▶ [Metin alıntısı]
****************************************

Platon
Lysis'e sordum:
- Aldanmıyorsam anan baban seni çok seviyor Lysis?
- Her halde.
- Öyleyse senin çok mesut olmanı da isterler?
- Elbette.
- İnsan köle olursa, istediğini yapamayacak halde bulunursa mesut olabilir mi, dersin?
- Olamaz tabii.
- O halde, seni seven anan baban, mesut olmanı istediklerine göre, seni mesut edecek her çareye başvuruyorlardır.
- Şüphesiz.
- Demek dilediğini yapmakta seni serbest bırakıyorlar; hiç azarlamıyorlar, bir dediğini iki etmiyorlar?
- Hiç de öyle değil, Sokrates; birçok şeyleri yaptırmıyorlar.
- Ne diyorsun? Hem senin mesut olmanı istiyorlar, hem de dilediğini yapmaya bırakmıyorlar seni ha? Söyle bakayım bana: Diyelim ki sen babanın arabalarından birine binmek, bir koşuda dizginleri kendin tutmak istiyorsun; bırakırlar mı, bırakmazlar mı?
- Bırakırlar mı hiç? Nerede!
- Ya kime bırakırlar?
- Babamın aylıkla tuttuğu arabacıya.
- Yok canım? Demek atları keyfi istediği gibi sürmek hakkı bir uşağa veriliyor da sana verilmiyor? Üstelik uşak bunun için para da alıyor?
- Bunda şaşılacak ne var?
- Ya katır arabası? Herhalde onu kullanmana izin verirler; istersen kırbacı alıp katırları dövebilirsin?
- Hiç öyle şey olur mu?
- Katırlara vurmaya hakkı olan kimse yok mu?
- Var tabii.. Katırcı.
- Bu katırcı bir köle mi, yoksa hür bir adam mı?
- Bir köle.
- Demek ki anan baban bir köleyi senden, oğullarından daha üstün tutuyorlar, sana yasak ettikleri şeyi ona kendi elleriyle veriyorlar, o istediğini yapıyor, sen yapamıyorsun? Bir şey daha sorayım: Kendi başına dolaşmana izin veriyorlar mı bari? Yoksa sana bu hakkı da mı vermiyorlar?

****************************************

▶ [Listelenen öğeler]
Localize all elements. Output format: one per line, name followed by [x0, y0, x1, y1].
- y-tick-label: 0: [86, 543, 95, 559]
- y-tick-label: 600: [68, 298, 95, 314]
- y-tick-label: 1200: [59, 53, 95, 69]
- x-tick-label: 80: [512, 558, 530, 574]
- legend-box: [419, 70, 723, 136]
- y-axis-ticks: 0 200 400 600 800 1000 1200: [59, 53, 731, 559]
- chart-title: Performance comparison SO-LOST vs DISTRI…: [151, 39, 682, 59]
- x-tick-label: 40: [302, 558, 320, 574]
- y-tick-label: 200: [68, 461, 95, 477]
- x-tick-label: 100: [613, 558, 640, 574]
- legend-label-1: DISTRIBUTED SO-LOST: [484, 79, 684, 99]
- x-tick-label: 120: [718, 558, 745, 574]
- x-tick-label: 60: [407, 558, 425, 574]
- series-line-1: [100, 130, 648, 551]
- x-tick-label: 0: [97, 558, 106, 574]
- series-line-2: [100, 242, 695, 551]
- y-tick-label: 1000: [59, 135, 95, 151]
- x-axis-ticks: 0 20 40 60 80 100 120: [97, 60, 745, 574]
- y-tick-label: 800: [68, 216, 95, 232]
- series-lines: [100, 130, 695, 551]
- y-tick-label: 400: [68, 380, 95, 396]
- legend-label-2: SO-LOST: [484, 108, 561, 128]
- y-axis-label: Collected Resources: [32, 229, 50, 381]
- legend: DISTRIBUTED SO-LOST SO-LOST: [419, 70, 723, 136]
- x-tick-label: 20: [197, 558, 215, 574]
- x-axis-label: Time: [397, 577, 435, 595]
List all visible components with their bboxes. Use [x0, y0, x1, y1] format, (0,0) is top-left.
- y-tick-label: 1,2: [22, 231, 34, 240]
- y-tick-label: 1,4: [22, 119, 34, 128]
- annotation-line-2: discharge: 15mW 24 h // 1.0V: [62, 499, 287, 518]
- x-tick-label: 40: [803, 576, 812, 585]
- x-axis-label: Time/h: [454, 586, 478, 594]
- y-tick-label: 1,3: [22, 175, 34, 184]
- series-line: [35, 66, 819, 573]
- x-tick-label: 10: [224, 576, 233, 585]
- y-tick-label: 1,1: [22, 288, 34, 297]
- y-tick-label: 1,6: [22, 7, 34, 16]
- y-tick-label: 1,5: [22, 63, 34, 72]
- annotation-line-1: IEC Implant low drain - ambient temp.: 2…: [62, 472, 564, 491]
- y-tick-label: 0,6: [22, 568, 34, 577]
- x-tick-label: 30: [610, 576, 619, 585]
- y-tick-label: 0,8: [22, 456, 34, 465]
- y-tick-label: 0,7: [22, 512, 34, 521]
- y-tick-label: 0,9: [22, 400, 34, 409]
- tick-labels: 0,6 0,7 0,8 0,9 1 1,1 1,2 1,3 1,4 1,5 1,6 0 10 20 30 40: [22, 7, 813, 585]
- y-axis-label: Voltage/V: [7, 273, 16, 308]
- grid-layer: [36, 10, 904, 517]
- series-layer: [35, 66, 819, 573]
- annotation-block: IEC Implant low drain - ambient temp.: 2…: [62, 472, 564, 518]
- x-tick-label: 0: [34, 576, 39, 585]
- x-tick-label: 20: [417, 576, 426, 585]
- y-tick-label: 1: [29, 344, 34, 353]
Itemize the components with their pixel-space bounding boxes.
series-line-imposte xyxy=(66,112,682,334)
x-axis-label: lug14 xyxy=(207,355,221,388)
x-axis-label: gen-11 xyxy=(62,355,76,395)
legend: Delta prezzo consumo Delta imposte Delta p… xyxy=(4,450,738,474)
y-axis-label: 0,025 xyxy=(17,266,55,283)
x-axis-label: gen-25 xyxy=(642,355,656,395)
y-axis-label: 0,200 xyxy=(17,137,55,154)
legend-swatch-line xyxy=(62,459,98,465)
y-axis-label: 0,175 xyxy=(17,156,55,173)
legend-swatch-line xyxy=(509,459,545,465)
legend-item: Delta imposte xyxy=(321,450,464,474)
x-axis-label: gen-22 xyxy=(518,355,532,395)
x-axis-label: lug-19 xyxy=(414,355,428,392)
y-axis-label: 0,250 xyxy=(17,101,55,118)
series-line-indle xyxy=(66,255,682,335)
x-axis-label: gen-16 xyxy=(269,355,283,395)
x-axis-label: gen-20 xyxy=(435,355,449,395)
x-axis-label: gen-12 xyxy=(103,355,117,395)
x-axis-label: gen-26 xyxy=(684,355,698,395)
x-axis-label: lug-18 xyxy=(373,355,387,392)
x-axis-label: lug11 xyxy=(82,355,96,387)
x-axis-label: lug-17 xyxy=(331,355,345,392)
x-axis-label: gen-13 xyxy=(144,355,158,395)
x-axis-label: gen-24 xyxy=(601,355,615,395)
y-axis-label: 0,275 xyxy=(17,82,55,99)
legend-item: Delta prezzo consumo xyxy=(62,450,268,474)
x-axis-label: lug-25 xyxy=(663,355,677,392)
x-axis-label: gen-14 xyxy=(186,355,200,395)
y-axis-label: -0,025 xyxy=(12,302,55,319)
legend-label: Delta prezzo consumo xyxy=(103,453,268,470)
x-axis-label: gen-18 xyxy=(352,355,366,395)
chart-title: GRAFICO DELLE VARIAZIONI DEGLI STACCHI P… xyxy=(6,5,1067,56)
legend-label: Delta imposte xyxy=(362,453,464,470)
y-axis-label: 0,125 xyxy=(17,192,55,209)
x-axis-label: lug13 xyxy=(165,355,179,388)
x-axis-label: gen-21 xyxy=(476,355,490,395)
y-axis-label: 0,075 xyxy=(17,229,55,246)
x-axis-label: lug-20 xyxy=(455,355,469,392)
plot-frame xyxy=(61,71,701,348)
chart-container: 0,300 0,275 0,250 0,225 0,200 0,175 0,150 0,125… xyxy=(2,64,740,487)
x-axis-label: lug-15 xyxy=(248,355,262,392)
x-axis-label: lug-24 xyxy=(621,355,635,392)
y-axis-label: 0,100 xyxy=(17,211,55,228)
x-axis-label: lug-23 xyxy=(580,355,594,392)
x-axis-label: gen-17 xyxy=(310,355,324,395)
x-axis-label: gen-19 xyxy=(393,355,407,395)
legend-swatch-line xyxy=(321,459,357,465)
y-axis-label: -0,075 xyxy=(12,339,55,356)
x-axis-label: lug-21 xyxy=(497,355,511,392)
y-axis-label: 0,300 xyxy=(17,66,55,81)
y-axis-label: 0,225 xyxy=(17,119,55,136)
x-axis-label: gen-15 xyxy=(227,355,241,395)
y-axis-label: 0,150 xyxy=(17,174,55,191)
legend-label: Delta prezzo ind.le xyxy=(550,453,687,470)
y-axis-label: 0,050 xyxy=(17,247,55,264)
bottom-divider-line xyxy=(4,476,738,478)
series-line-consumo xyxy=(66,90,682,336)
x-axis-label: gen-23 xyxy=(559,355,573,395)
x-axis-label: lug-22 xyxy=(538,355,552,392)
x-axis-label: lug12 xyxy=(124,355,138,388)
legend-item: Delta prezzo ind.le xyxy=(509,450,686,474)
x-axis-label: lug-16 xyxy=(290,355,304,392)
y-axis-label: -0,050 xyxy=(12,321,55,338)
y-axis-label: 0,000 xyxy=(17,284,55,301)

****************************************

▶ [Verilen alıştırma 1] Lysis diyaloğundaki bölümü, "- Babamın aylıkla" sözlerinin geçtiği yerden başlayıp "da mı vermiyorlar?" sözlerinden sonra bitecek şekilde harfi harfine yazıya geçirin.
▶ [Verilen alıştırma 2] Sokrates ile Lysis arasındaki diyaloğu, kaldığı yerden alıp sürdürün.

▶ [Son cevap 1]
- Babamın aylıkla tuttuğu arabacıya.
- Yok canım? Demek atları keyfi istediği gibi sürmek hakkı bir uşağa veriliyor da sana verilmiyor? Üstelik uşak bunun için para da alıyor?
- Bunda şaşılacak ne var?
- Ya katır arabası? Herhalde onu kullanmana izin verirler; istersen kırbacı alıp katırları dövebilirsin?
- Hiç öyle şey olur mu?
- Katırlara vurmaya hakkı olan kimse yok mu?
- Var tabii.. Katırcı.
- Bu katırcı bir köle mi, yoksa hür bir adam mı?
- Bir köle.
- Demek ki anan baban bir köleyi senden, oğullarından daha üstün tutuyorlar, sana yasak ettikleri şeyi ona kendi elleriyle veriyorlar, o istediğini yapıyor, sen yapamıyorsun? Bir şey daha sorayım: Kendi başına dolaşmana izin veriyorlar mı bari? Yoksa sana bu hakkı da mı vermiyorlar?

▶ [Son cevap 2]
- Bana bu hakkı nasıl verirler?
- O halde sana bakan biri var?
- Evet, şurada gördüğün pedagog (çocuk bakan köle).
- O da mı bir köle?
- Tabii, kölelerimizden biri.
- Hür bir insanın bir köleyi dinlemesi ne kadar tuhaf! Peki bu köle ne yaptırıyor sana?
- Beni öğretmenin evine götürüyor.
- Öğretmenler istediklerini yaptırıyorlar mı sana?
- Bak şu babana: Eğitmen, öğretmen diye başına bir sürü efendi koymuş. Ama hiç olmazsa, annen eve döndüğün zaman, seni serbest bırakır; yüzünü güler görmek için, yünleriyle, dokumalarıyla oynamana bir şey demez; dokurken seni gergefine, mekiğine, daha başka aletlerine dokunmaktan men edecek değil ya.
- (Gülerek) Men etmekle de kalmaz, Sokrates, elimi sürecek olsam canımı yakar.
- Herakles aşkına, sen yoksa anana babana karşı bir kusur mu işledin?
- Zeus'a yemin ederim, hiçbir kusur işlemedim.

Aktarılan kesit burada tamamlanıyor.